**Short task:** State only the number of lines that include "dosis".

**Task input:**

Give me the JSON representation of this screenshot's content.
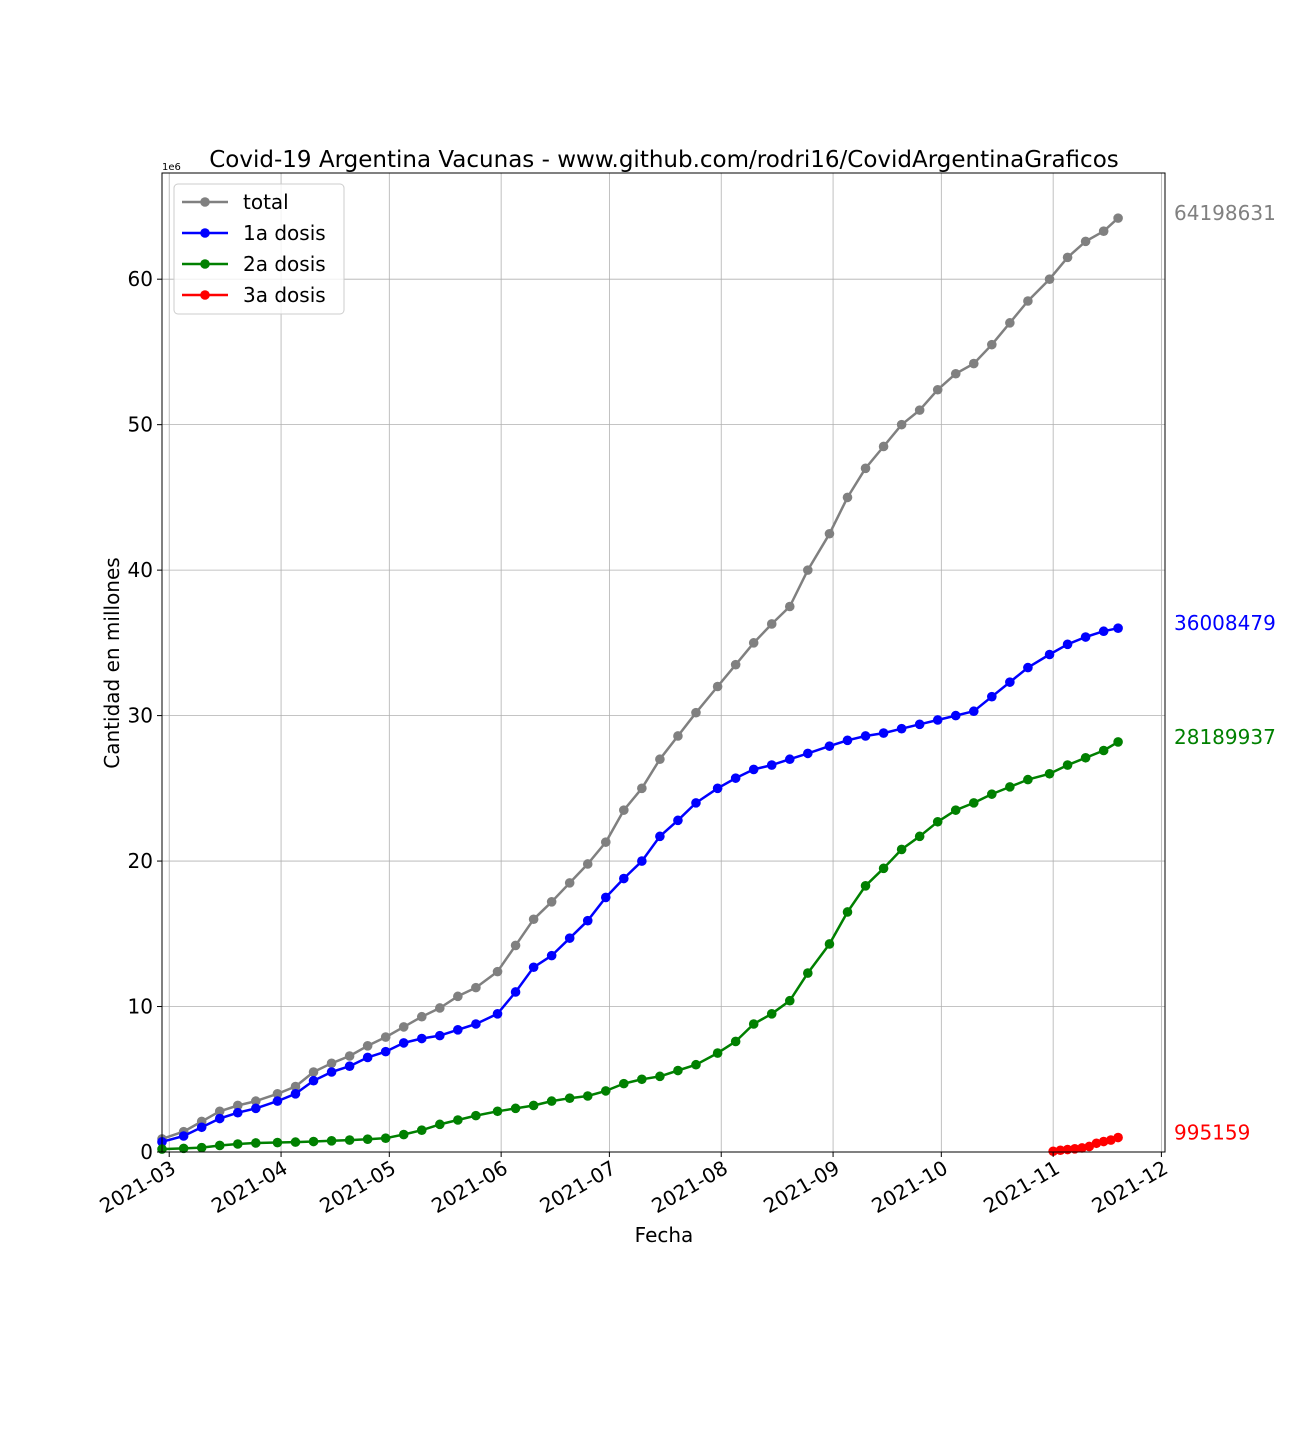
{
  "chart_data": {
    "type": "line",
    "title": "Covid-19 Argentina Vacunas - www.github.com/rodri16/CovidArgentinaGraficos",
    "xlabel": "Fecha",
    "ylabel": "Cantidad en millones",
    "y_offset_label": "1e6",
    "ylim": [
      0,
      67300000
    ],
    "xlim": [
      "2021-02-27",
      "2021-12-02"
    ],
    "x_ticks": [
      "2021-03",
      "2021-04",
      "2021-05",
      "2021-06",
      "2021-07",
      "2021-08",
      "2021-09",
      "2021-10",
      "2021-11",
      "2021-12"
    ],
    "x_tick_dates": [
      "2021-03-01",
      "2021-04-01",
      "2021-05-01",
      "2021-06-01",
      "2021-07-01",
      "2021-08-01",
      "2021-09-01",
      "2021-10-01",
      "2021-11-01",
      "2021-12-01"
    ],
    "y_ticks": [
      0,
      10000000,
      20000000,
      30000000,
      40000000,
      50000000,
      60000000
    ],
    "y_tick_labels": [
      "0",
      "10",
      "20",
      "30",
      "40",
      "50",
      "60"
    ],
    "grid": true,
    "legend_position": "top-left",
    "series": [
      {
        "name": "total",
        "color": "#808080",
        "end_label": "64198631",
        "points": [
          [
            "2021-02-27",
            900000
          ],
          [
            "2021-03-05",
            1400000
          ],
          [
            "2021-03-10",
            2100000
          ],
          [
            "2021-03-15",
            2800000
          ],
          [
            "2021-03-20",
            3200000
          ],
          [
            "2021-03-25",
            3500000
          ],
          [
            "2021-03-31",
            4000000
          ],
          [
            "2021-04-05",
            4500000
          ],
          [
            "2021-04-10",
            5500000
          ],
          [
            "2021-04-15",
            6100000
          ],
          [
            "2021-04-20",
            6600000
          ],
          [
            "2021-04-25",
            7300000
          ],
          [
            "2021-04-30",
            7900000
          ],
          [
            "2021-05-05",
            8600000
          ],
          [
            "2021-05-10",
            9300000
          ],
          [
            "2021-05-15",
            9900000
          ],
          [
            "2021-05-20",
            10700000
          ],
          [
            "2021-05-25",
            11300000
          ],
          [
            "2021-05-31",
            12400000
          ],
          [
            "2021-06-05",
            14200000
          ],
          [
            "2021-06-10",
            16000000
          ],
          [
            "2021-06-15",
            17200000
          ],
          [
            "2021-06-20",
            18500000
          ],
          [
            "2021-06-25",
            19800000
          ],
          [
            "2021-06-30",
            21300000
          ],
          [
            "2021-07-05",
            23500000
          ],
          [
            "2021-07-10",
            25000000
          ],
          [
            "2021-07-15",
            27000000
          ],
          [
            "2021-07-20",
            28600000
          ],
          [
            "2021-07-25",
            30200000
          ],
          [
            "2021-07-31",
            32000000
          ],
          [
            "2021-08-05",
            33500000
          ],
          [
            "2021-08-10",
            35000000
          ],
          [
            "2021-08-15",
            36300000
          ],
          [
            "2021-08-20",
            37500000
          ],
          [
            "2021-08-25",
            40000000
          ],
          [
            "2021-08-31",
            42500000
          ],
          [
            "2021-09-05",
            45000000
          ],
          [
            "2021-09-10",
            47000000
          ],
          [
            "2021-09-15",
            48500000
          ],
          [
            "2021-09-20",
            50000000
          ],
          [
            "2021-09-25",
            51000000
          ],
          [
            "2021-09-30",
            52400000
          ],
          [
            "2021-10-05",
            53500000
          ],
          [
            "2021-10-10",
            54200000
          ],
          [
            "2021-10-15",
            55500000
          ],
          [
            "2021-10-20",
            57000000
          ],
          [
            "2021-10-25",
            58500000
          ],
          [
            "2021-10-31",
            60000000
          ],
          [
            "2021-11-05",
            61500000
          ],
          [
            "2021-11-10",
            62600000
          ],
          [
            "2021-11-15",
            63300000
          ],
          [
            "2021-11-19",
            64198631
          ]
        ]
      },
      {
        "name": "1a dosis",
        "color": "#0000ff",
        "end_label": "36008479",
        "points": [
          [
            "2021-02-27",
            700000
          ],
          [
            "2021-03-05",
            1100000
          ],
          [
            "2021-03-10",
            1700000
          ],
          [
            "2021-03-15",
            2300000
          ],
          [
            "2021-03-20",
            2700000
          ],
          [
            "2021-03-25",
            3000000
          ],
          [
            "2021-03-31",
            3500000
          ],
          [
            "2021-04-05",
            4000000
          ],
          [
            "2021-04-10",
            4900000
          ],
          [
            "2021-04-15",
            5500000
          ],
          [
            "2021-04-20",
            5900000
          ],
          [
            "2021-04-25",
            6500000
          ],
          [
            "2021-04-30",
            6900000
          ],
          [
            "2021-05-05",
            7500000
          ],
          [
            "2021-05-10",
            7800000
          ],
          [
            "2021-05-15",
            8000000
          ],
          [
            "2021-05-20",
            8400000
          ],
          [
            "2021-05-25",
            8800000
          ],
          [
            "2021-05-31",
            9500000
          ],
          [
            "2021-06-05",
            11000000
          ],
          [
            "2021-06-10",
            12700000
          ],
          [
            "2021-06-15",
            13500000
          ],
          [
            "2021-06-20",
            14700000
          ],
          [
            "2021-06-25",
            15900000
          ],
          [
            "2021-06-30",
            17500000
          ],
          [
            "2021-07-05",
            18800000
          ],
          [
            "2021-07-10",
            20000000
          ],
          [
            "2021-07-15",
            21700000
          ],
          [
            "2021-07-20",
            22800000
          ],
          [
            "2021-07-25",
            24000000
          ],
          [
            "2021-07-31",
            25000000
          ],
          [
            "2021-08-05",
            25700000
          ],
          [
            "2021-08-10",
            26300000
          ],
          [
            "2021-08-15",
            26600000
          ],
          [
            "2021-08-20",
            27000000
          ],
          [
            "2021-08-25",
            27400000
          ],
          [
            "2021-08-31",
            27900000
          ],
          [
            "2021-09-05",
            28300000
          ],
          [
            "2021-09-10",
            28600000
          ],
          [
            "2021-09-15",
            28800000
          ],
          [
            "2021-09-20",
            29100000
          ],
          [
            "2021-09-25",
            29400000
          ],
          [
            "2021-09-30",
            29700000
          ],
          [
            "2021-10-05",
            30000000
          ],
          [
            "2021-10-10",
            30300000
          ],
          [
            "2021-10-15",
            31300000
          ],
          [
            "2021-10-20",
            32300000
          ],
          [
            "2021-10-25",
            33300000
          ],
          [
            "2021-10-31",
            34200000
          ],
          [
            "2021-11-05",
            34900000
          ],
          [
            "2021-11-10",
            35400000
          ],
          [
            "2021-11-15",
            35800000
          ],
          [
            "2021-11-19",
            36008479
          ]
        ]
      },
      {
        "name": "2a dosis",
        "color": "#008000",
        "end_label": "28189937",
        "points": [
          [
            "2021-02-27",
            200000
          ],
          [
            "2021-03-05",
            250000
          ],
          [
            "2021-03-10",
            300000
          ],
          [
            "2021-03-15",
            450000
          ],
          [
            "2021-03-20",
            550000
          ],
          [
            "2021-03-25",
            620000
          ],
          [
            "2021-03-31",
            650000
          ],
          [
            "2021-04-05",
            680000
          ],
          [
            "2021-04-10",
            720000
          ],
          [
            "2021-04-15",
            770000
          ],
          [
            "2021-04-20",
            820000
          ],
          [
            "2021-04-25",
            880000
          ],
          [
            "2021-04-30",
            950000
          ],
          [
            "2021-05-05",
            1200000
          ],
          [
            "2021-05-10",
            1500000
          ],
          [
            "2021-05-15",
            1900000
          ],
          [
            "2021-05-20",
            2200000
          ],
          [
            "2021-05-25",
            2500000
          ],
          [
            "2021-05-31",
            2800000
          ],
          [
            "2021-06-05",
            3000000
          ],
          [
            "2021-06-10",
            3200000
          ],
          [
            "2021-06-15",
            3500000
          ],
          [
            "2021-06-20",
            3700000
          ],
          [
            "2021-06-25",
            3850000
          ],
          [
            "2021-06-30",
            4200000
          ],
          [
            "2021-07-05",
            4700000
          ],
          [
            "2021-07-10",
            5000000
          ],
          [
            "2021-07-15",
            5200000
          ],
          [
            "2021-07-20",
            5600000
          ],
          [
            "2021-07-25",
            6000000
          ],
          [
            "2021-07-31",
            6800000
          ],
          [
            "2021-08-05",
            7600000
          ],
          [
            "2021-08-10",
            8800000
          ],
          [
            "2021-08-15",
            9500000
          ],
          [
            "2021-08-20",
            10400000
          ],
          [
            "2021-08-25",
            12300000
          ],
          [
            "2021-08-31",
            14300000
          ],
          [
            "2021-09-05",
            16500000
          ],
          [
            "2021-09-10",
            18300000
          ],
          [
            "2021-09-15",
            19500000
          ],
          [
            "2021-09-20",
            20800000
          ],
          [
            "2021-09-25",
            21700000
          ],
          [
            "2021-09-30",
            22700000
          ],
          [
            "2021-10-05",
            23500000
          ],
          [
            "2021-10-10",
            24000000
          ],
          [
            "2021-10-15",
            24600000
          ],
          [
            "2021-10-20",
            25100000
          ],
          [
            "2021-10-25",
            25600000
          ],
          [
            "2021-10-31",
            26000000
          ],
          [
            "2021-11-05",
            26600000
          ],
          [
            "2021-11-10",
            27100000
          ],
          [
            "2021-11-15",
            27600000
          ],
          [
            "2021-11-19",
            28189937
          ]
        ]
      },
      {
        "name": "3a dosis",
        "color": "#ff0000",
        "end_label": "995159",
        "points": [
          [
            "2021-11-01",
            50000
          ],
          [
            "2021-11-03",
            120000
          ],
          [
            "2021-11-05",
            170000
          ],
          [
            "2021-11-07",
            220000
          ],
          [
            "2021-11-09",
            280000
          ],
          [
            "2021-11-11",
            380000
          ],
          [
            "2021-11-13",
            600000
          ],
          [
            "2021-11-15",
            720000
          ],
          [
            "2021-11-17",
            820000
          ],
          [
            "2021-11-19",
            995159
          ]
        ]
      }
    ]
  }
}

**Result for this exercise:** 3